◆ Goal of the exercise
Each record below must be returned exactly as shown.

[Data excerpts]

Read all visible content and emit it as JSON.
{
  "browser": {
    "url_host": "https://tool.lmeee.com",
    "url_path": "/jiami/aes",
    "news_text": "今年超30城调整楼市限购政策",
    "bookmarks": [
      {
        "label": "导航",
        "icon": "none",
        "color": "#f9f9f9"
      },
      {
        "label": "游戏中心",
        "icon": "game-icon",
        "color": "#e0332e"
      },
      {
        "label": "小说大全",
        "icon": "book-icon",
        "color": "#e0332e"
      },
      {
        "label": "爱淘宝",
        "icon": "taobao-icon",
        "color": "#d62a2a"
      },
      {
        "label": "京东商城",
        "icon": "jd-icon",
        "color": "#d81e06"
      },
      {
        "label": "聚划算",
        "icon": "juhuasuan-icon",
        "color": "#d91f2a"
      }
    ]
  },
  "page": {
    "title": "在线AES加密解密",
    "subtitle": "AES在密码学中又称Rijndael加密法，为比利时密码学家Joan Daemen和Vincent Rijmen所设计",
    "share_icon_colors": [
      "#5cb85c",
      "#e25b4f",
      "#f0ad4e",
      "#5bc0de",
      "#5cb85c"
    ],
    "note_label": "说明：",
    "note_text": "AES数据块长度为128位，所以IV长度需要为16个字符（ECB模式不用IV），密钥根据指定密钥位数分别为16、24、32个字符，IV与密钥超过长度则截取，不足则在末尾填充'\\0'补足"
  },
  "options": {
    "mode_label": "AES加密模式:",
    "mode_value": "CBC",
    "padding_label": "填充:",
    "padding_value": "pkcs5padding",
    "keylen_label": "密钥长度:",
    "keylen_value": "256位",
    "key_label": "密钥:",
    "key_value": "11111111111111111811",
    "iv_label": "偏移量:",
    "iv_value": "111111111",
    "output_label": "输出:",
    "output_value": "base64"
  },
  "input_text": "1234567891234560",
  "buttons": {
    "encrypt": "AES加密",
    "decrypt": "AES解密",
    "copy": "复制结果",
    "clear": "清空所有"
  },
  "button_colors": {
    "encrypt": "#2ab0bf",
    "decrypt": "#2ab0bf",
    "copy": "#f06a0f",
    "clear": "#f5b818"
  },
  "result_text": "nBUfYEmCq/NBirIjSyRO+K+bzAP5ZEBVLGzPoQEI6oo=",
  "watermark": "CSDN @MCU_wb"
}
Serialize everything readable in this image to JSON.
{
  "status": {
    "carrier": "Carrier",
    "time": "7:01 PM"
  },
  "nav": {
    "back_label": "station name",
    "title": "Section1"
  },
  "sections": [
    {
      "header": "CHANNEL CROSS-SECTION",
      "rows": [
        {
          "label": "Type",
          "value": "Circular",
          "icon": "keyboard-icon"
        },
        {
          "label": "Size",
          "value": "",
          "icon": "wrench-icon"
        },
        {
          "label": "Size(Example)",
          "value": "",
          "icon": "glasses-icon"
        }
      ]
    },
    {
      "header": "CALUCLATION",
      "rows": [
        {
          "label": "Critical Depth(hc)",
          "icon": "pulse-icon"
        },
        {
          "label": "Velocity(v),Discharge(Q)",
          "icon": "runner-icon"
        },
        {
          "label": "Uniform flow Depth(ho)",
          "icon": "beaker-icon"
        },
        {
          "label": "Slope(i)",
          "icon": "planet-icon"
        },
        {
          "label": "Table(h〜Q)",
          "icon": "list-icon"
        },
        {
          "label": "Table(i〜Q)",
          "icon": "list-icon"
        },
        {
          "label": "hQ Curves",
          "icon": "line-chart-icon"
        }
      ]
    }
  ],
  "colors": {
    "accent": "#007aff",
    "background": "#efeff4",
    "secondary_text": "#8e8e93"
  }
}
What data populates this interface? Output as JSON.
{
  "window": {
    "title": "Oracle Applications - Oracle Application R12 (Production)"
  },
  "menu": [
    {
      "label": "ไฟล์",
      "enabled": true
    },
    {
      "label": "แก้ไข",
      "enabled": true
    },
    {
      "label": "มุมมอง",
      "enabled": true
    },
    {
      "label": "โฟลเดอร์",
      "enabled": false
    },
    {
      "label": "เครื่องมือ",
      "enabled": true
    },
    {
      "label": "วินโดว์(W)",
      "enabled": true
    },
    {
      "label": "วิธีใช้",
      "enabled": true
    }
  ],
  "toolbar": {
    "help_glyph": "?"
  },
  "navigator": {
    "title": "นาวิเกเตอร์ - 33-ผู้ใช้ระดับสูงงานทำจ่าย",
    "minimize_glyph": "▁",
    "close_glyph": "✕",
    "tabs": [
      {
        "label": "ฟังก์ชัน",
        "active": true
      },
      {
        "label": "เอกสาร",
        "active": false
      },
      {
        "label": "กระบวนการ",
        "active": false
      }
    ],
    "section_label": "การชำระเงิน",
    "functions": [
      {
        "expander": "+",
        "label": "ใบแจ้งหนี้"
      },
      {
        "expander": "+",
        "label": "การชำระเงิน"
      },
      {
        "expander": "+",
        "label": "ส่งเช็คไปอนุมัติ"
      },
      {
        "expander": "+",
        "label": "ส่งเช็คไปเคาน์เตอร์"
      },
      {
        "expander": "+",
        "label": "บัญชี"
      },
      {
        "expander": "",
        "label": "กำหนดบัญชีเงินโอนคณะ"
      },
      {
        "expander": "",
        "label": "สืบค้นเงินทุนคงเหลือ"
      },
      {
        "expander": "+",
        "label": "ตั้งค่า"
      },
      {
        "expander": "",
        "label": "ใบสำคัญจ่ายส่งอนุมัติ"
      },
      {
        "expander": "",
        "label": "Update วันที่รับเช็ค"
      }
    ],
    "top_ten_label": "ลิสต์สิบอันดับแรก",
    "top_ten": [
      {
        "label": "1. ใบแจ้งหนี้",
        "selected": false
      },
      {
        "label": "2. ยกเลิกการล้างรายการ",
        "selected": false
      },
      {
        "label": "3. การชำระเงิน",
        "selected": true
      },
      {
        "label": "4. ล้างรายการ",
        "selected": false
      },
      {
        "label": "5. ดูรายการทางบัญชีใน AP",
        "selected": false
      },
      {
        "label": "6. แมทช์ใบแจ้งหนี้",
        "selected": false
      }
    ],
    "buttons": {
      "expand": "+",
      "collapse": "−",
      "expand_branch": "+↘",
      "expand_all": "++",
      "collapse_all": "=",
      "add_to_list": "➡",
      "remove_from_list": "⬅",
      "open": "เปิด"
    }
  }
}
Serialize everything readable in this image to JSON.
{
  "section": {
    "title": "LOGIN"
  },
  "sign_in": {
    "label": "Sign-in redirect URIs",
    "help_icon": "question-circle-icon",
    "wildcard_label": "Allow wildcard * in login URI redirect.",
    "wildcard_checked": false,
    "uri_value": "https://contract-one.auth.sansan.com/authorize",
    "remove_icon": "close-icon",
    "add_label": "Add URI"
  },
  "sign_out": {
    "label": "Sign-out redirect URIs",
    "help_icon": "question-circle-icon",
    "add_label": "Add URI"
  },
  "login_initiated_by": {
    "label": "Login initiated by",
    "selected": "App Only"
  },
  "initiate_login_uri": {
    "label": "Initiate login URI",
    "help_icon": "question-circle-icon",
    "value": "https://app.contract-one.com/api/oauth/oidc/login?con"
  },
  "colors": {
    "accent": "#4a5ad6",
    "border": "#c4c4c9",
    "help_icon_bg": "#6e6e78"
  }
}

◆ Reply
Read all visible content and emit it as JSON.
{
  "browser": {
    "url_host": "https://tool.lmeee.com",
    "url_path": "/jiami/aes",
    "news_text": "今年超30城调整楼市限购政策",
    "bookmarks": [
      {
        "label": "导航",
        "icon": "none",
        "color": "#f9f9f9"
      },
      {
        "label": "游戏中心",
        "icon": "game-icon",
        "color": "#e0332e"
      },
      {
        "label": "小说大全",
        "icon": "book-icon",
        "color": "#e0332e"
      },
      {
        "label": "爱淘宝",
        "icon": "taobao-icon",
        "color": "#d62a2a"
      },
      {
        "label": "京东商城",
        "icon": "jd-icon",
        "color": "#d81e06"
      },
      {
        "label": "聚划算",
        "icon": "juhuasuan-icon",
        "color": "#d91f2a"
      }
    ]
  },
  "page": {
    "title": "在线AES加密解密",
    "subtitle": "AES在密码学中又称Rijndael加密法，为比利时密码学家Joan Daemen和Vincent Rijmen所设计",
    "share_icon_colors": [
      "#5cb85c",
      "#e25b4f",
      "#f0ad4e",
      "#5bc0de",
      "#5cb85c"
    ],
    "note_label": "说明：",
    "note_text": "AES数据块长度为128位，所以IV长度需要为16个字符（ECB模式不用IV），密钥根据指定密钥位数分别为16、24、32个字符，IV与密钥超过长度则截取，不足则在末尾填充'\\0'补足"
  },
  "options": {
    "mode_label": "AES加密模式:",
    "mode_value": "CBC",
    "padding_label": "填充:",
    "padding_value": "pkcs5padding",
    "keylen_label": "密钥长度:",
    "keylen_value": "256位",
    "key_label": "密钥:",
    "key_value": "11111111111111111811",
    "iv_label": "偏移量:",
    "iv_value": "111111111",
    "output_label": "输出:",
    "output_value": "base64"
  },
  "input_text": "1234567891234560",
  "buttons": {
    "encrypt": "AES加密",
    "decrypt": "AES解密",
    "copy": "复制结果",
    "clear": "清空所有"
  },
  "button_colors": {
    "encrypt": "#2ab0bf",
    "decrypt": "#2ab0bf",
    "copy": "#f06a0f",
    "clear": "#f5b818"
  },
  "result_text": "nBUfYEmCq/NBirIjSyRO+K+bzAP5ZEBVLGzPoQEI6oo=",
  "watermark": "CSDN @MCU_wb"
}
Serialize everything readable in this image to JSON.
{
  "status": {
    "carrier": "Carrier",
    "time": "7:01 PM"
  },
  "nav": {
    "back_label": "station name",
    "title": "Section1"
  },
  "sections": [
    {
      "header": "CHANNEL CROSS-SECTION",
      "rows": [
        {
          "label": "Type",
          "value": "Circular",
          "icon": "keyboard-icon"
        },
        {
          "label": "Size",
          "value": "",
          "icon": "wrench-icon"
        },
        {
          "label": "Size(Example)",
          "value": "",
          "icon": "glasses-icon"
        }
      ]
    },
    {
      "header": "CALUCLATION",
      "rows": [
        {
          "label": "Critical Depth(hc)",
          "icon": "pulse-icon"
        },
        {
          "label": "Velocity(v),Discharge(Q)",
          "icon": "runner-icon"
        },
        {
          "label": "Uniform flow Depth(ho)",
          "icon": "beaker-icon"
        },
        {
          "label": "Slope(i)",
          "icon": "planet-icon"
        },
        {
          "label": "Table(h〜Q)",
          "icon": "list-icon"
        },
        {
          "label": "Table(i〜Q)",
          "icon": "list-icon"
        },
        {
          "label": "hQ Curves",
          "icon": "line-chart-icon"
        }
      ]
    }
  ],
  "colors": {
    "accent": "#007aff",
    "background": "#efeff4",
    "secondary_text": "#8e8e93"
  }
}
What data populates this interface? Output as JSON.
{
  "window": {
    "title": "Oracle Applications - Oracle Application R12 (Production)"
  },
  "menu": [
    {
      "label": "ไฟล์",
      "enabled": true
    },
    {
      "label": "แก้ไข",
      "enabled": true
    },
    {
      "label": "มุมมอง",
      "enabled": true
    },
    {
      "label": "โฟลเดอร์",
      "enabled": false
    },
    {
      "label": "เครื่องมือ",
      "enabled": true
    },
    {
      "label": "วินโดว์(W)",
      "enabled": true
    },
    {
      "label": "วิธีใช้",
      "enabled": true
    }
  ],
  "toolbar": {
    "help_glyph": "?"
  },
  "navigator": {
    "title": "นาวิเกเตอร์ - 33-ผู้ใช้ระดับสูงงานทำจ่าย",
    "minimize_glyph": "▁",
    "close_glyph": "✕",
    "tabs": [
      {
        "label": "ฟังก์ชัน",
        "active": true
      },
      {
        "label": "เอกสาร",
        "active": false
      },
      {
        "label": "กระบวนการ",
        "active": false
      }
    ],
    "section_label": "การชำระเงิน",
    "functions": [
      {
        "expander": "+",
        "label": "ใบแจ้งหนี้"
      },
      {
        "expander": "+",
        "label": "การชำระเงิน"
      },
      {
        "expander": "+",
        "label": "ส่งเช็คไปอนุมัติ"
      },
      {
        "expander": "+",
        "label": "ส่งเช็คไปเคาน์เตอร์"
      },
      {
        "expander": "+",
        "label": "บัญชี"
      },
      {
        "expander": "",
        "label": "กำหนดบัญชีเงินโอนคณะ"
      },
      {
        "expander": "",
        "label": "สืบค้นเงินทุนคงเหลือ"
      },
      {
        "expander": "+",
        "label": "ตั้งค่า"
      },
      {
        "expander": "",
        "label": "ใบสำคัญจ่ายส่งอนุมัติ"
      },
      {
        "expander": "",
        "label": "Update วันที่รับเช็ค"
      }
    ],
    "top_ten_label": "ลิสต์สิบอันดับแรก",
    "top_ten": [
      {
        "label": "1. ใบแจ้งหนี้",
        "selected": false
      },
      {
        "label": "2. ยกเลิกการล้างรายการ",
        "selected": false
      },
      {
        "label": "3. การชำระเงิน",
        "selected": true
      },
      {
        "label": "4. ล้างรายการ",
        "selected": false
      },
      {
        "label": "5. ดูรายการทางบัญชีใน AP",
        "selected": false
      },
      {
        "label": "6. แมทช์ใบแจ้งหนี้",
        "selected": false
      }
    ],
    "buttons": {
      "expand": "+",
      "collapse": "−",
      "expand_branch": "+↘",
      "expand_all": "++",
      "collapse_all": "=",
      "add_to_list": "➡",
      "remove_from_list": "⬅",
      "open": "เปิด"
    }
  }
}
Serialize everything readable in this image to JSON.
{
  "section": {
    "title": "LOGIN"
  },
  "sign_in": {
    "label": "Sign-in redirect URIs",
    "help_icon": "question-circle-icon",
    "wildcard_label": "Allow wildcard * in login URI redirect.",
    "wildcard_checked": false,
    "uri_value": "https://contract-one.auth.sansan.com/authorize",
    "remove_icon": "close-icon",
    "add_label": "Add URI"
  },
  "sign_out": {
    "label": "Sign-out redirect URIs",
    "help_icon": "question-circle-icon",
    "add_label": "Add URI"
  },
  "login_initiated_by": {
    "label": "Login initiated by",
    "selected": "App Only"
  },
  "initiate_login_uri": {
    "label": "Initiate login URI",
    "help_icon": "question-circle-icon",
    "value": "https://app.contract-one.com/api/oauth/oidc/login?con"
  },
  "colors": {
    "accent": "#4a5ad6",
    "border": "#c4c4c9",
    "help_icon_bg": "#6e6e78"
  }
}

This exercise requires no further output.